__TASK GOAL__. The entries below are to be transcribed in full, without their images.

__EXTRACTED DATA__.
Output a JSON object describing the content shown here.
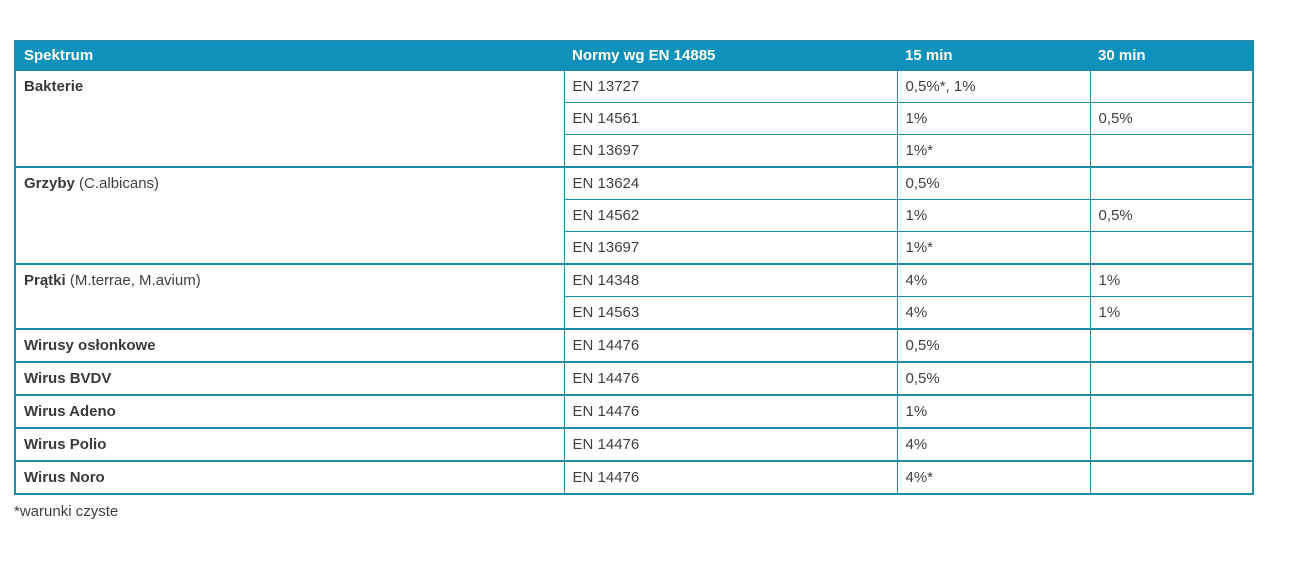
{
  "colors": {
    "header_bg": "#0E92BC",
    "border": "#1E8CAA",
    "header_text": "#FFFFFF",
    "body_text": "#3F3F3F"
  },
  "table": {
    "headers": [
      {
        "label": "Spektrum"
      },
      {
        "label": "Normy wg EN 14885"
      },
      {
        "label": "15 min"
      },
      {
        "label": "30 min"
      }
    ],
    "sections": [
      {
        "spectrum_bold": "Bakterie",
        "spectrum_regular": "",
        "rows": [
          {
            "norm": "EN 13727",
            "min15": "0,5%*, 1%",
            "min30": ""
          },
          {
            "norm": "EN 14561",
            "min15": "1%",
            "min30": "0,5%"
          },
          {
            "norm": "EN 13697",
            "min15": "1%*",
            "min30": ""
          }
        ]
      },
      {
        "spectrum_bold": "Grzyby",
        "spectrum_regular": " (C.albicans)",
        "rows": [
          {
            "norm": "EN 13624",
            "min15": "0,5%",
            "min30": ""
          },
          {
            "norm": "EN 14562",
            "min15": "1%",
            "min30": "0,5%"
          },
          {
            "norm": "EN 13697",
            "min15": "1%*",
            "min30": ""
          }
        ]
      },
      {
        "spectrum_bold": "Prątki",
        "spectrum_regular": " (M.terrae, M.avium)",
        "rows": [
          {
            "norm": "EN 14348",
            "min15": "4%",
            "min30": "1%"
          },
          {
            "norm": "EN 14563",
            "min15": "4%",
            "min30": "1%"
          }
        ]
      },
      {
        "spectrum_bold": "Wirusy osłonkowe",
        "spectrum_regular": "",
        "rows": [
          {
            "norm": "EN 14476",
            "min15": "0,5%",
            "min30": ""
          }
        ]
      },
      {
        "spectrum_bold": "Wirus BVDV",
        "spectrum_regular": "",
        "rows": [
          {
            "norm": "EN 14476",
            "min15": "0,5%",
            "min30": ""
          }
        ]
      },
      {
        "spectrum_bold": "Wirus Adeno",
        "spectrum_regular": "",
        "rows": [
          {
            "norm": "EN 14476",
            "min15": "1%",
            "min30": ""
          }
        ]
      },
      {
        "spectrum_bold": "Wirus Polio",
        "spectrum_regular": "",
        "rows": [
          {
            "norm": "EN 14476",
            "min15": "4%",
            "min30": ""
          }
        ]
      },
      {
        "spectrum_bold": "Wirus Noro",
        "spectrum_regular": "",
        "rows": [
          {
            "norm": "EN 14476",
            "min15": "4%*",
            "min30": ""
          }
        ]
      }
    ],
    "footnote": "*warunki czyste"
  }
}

__CORRECT ANSWER__.
Output a JSON object describing the content shown here.
{
  "colors": {
    "header_bg": "#0E92BC",
    "border": "#1E8CAA",
    "header_text": "#FFFFFF",
    "body_text": "#3F3F3F"
  },
  "table": {
    "headers": [
      {
        "label": "Spektrum"
      },
      {
        "label": "Normy wg EN 14885"
      },
      {
        "label": "15 min"
      },
      {
        "label": "30 min"
      }
    ],
    "sections": [
      {
        "spectrum_bold": "Bakterie",
        "spectrum_regular": "",
        "rows": [
          {
            "norm": "EN 13727",
            "min15": "0,5%*, 1%",
            "min30": ""
          },
          {
            "norm": "EN 14561",
            "min15": "1%",
            "min30": "0,5%"
          },
          {
            "norm": "EN 13697",
            "min15": "1%*",
            "min30": ""
          }
        ]
      },
      {
        "spectrum_bold": "Grzyby",
        "spectrum_regular": " (C.albicans)",
        "rows": [
          {
            "norm": "EN 13624",
            "min15": "0,5%",
            "min30": ""
          },
          {
            "norm": "EN 14562",
            "min15": "1%",
            "min30": "0,5%"
          },
          {
            "norm": "EN 13697",
            "min15": "1%*",
            "min30": ""
          }
        ]
      },
      {
        "spectrum_bold": "Prątki",
        "spectrum_regular": " (M.terrae, M.avium)",
        "rows": [
          {
            "norm": "EN 14348",
            "min15": "4%",
            "min30": "1%"
          },
          {
            "norm": "EN 14563",
            "min15": "4%",
            "min30": "1%"
          }
        ]
      },
      {
        "spectrum_bold": "Wirusy osłonkowe",
        "spectrum_regular": "",
        "rows": [
          {
            "norm": "EN 14476",
            "min15": "0,5%",
            "min30": ""
          }
        ]
      },
      {
        "spectrum_bold": "Wirus BVDV",
        "spectrum_regular": "",
        "rows": [
          {
            "norm": "EN 14476",
            "min15": "0,5%",
            "min30": ""
          }
        ]
      },
      {
        "spectrum_bold": "Wirus Adeno",
        "spectrum_regular": "",
        "rows": [
          {
            "norm": "EN 14476",
            "min15": "1%",
            "min30": ""
          }
        ]
      },
      {
        "spectrum_bold": "Wirus Polio",
        "spectrum_regular": "",
        "rows": [
          {
            "norm": "EN 14476",
            "min15": "4%",
            "min30": ""
          }
        ]
      },
      {
        "spectrum_bold": "Wirus Noro",
        "spectrum_regular": "",
        "rows": [
          {
            "norm": "EN 14476",
            "min15": "4%*",
            "min30": ""
          }
        ]
      }
    ],
    "footnote": "*warunki czyste"
  }
}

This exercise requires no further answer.